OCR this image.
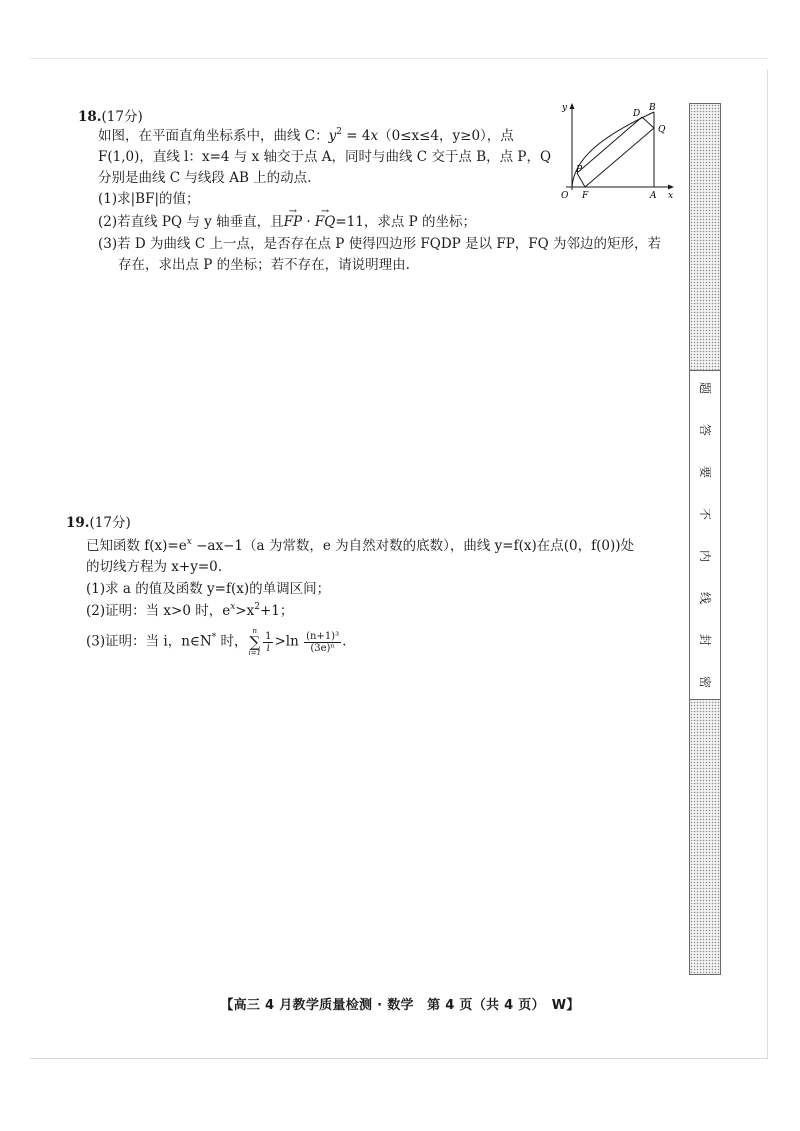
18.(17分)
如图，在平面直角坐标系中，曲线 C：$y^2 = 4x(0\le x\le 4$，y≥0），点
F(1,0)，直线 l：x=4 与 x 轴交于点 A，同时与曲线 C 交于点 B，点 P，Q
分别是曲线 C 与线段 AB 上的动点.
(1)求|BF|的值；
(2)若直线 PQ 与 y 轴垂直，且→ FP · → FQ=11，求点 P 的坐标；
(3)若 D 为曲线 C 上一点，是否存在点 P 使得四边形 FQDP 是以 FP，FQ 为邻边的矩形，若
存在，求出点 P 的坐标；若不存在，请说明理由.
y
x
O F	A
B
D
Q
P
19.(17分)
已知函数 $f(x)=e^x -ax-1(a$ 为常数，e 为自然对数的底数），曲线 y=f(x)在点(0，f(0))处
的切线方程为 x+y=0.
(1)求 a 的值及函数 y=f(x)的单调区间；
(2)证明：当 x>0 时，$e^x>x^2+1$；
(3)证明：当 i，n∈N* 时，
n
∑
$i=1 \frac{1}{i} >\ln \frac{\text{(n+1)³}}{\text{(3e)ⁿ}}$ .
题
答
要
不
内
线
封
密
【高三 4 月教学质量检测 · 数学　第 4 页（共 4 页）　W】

================

• _Exercise task_
Give back the whole listing as it stands, minus its pictures.

• _Exercise solution_
OCR this image.
18.(17分)
如图，在平面直角坐标系中，曲线 C：$y^2 = 4x(0\le x\le 4$，y≥0），点
F(1,0)，直线 l：x=4 与 x 轴交于点 A，同时与曲线 C 交于点 B，点 P，Q
分别是曲线 C 与线段 AB 上的动点.
(1)求|BF|的值；
(2)若直线 PQ 与 y 轴垂直，且→ FP · → FQ=11，求点 P 的坐标；
(3)若 D 为曲线 C 上一点，是否存在点 P 使得四边形 FQDP 是以 FP，FQ 为邻边的矩形，若
存在，求出点 P 的坐标；若不存在，请说明理由.
y
x
O F	A
B
D
Q
P
19.(17分)
已知函数 $f(x)=e^x -ax-1(a$ 为常数，e 为自然对数的底数），曲线 y=f(x)在点(0，f(0))处
的切线方程为 x+y=0.
(1)求 a 的值及函数 y=f(x)的单调区间；
(2)证明：当 x>0 时，$e^x>x^2+1$；
(3)证明：当 i，n∈N* 时，
n
∑
$i=1 \frac{1}{i} >\ln \frac{\text{(n+1)³}}{\text{(3e)ⁿ}}$ .
题
答
要
不
内
线
封
密
【高三 4 月教学质量检测 · 数学　第 4 页（共 4 页）　W】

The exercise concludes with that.